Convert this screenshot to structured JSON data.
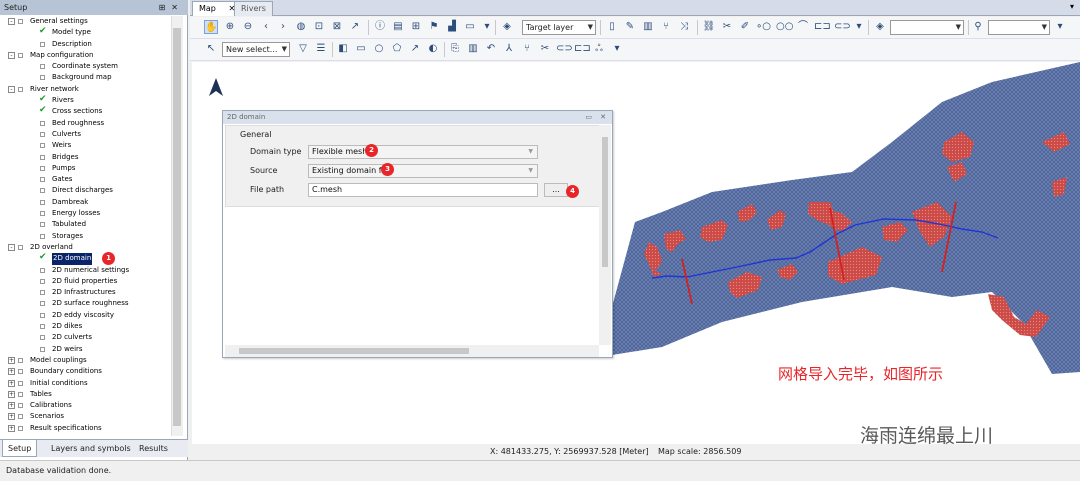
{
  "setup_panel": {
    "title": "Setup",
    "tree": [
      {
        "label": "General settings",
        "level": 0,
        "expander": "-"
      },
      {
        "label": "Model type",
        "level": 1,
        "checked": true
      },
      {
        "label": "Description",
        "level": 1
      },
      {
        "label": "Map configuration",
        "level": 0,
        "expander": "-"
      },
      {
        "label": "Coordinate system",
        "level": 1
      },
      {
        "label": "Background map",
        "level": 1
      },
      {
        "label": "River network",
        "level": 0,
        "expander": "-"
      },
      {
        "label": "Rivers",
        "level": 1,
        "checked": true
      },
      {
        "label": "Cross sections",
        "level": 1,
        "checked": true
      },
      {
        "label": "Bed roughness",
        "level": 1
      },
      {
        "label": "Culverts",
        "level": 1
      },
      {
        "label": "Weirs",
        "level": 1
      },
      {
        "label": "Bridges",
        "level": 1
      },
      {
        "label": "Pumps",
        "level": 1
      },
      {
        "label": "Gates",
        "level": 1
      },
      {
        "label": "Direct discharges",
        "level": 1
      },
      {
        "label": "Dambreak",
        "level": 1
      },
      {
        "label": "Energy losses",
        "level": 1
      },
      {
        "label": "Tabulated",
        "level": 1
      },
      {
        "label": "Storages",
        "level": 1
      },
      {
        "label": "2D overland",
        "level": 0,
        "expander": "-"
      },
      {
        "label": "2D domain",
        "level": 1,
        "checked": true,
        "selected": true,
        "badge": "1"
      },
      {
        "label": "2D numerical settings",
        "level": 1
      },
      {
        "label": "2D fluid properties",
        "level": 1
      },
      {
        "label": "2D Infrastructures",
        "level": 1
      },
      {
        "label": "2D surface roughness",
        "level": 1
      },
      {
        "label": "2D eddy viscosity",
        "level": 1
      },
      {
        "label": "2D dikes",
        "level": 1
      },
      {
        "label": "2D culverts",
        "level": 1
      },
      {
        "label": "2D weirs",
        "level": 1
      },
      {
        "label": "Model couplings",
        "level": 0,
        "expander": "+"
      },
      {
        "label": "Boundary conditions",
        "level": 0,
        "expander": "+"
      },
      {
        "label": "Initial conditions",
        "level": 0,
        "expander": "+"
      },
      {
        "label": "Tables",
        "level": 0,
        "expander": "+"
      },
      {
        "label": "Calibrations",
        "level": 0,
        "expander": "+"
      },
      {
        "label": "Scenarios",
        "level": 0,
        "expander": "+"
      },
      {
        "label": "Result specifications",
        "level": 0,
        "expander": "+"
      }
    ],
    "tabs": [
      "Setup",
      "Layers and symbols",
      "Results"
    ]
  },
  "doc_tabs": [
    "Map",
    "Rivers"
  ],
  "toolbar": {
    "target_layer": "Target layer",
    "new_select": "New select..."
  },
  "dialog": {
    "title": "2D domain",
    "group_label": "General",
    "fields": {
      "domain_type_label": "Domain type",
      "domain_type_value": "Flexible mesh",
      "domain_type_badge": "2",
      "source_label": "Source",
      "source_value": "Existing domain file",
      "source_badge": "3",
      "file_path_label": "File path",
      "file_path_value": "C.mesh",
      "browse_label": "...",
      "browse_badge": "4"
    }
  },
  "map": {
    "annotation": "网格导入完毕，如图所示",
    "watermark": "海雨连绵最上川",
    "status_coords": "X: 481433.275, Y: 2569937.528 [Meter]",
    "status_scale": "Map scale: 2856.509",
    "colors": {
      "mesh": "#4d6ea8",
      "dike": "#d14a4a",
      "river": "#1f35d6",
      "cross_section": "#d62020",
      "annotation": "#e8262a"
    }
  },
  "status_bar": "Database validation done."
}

◆ ◆ ◆ ◆ ◆

*YOUR TASK:* Retype every entry verbatim and exclude the pictures from the copy.

*IN RESPONSE:*
Convert this screenshot to structured JSON data.
{
  "setup_panel": {
    "title": "Setup",
    "tree": [
      {
        "label": "General settings",
        "level": 0,
        "expander": "-"
      },
      {
        "label": "Model type",
        "level": 1,
        "checked": true
      },
      {
        "label": "Description",
        "level": 1
      },
      {
        "label": "Map configuration",
        "level": 0,
        "expander": "-"
      },
      {
        "label": "Coordinate system",
        "level": 1
      },
      {
        "label": "Background map",
        "level": 1
      },
      {
        "label": "River network",
        "level": 0,
        "expander": "-"
      },
      {
        "label": "Rivers",
        "level": 1,
        "checked": true
      },
      {
        "label": "Cross sections",
        "level": 1,
        "checked": true
      },
      {
        "label": "Bed roughness",
        "level": 1
      },
      {
        "label": "Culverts",
        "level": 1
      },
      {
        "label": "Weirs",
        "level": 1
      },
      {
        "label": "Bridges",
        "level": 1
      },
      {
        "label": "Pumps",
        "level": 1
      },
      {
        "label": "Gates",
        "level": 1
      },
      {
        "label": "Direct discharges",
        "level": 1
      },
      {
        "label": "Dambreak",
        "level": 1
      },
      {
        "label": "Energy losses",
        "level": 1
      },
      {
        "label": "Tabulated",
        "level": 1
      },
      {
        "label": "Storages",
        "level": 1
      },
      {
        "label": "2D overland",
        "level": 0,
        "expander": "-"
      },
      {
        "label": "2D domain",
        "level": 1,
        "checked": true,
        "selected": true,
        "badge": "1"
      },
      {
        "label": "2D numerical settings",
        "level": 1
      },
      {
        "label": "2D fluid properties",
        "level": 1
      },
      {
        "label": "2D Infrastructures",
        "level": 1
      },
      {
        "label": "2D surface roughness",
        "level": 1
      },
      {
        "label": "2D eddy viscosity",
        "level": 1
      },
      {
        "label": "2D dikes",
        "level": 1
      },
      {
        "label": "2D culverts",
        "level": 1
      },
      {
        "label": "2D weirs",
        "level": 1
      },
      {
        "label": "Model couplings",
        "level": 0,
        "expander": "+"
      },
      {
        "label": "Boundary conditions",
        "level": 0,
        "expander": "+"
      },
      {
        "label": "Initial conditions",
        "level": 0,
        "expander": "+"
      },
      {
        "label": "Tables",
        "level": 0,
        "expander": "+"
      },
      {
        "label": "Calibrations",
        "level": 0,
        "expander": "+"
      },
      {
        "label": "Scenarios",
        "level": 0,
        "expander": "+"
      },
      {
        "label": "Result specifications",
        "level": 0,
        "expander": "+"
      }
    ],
    "tabs": [
      "Setup",
      "Layers and symbols",
      "Results"
    ]
  },
  "doc_tabs": [
    "Map",
    "Rivers"
  ],
  "toolbar": {
    "target_layer": "Target layer",
    "new_select": "New select..."
  },
  "dialog": {
    "title": "2D domain",
    "group_label": "General",
    "fields": {
      "domain_type_label": "Domain type",
      "domain_type_value": "Flexible mesh",
      "domain_type_badge": "2",
      "source_label": "Source",
      "source_value": "Existing domain file",
      "source_badge": "3",
      "file_path_label": "File path",
      "file_path_value": "C.mesh",
      "browse_label": "...",
      "browse_badge": "4"
    }
  },
  "map": {
    "annotation": "网格导入完毕，如图所示",
    "watermark": "海雨连绵最上川",
    "status_coords": "X: 481433.275, Y: 2569937.528 [Meter]",
    "status_scale": "Map scale: 2856.509",
    "colors": {
      "mesh": "#4d6ea8",
      "dike": "#d14a4a",
      "river": "#1f35d6",
      "cross_section": "#d62020",
      "annotation": "#e8262a"
    }
  },
  "status_bar": "Database validation done."
}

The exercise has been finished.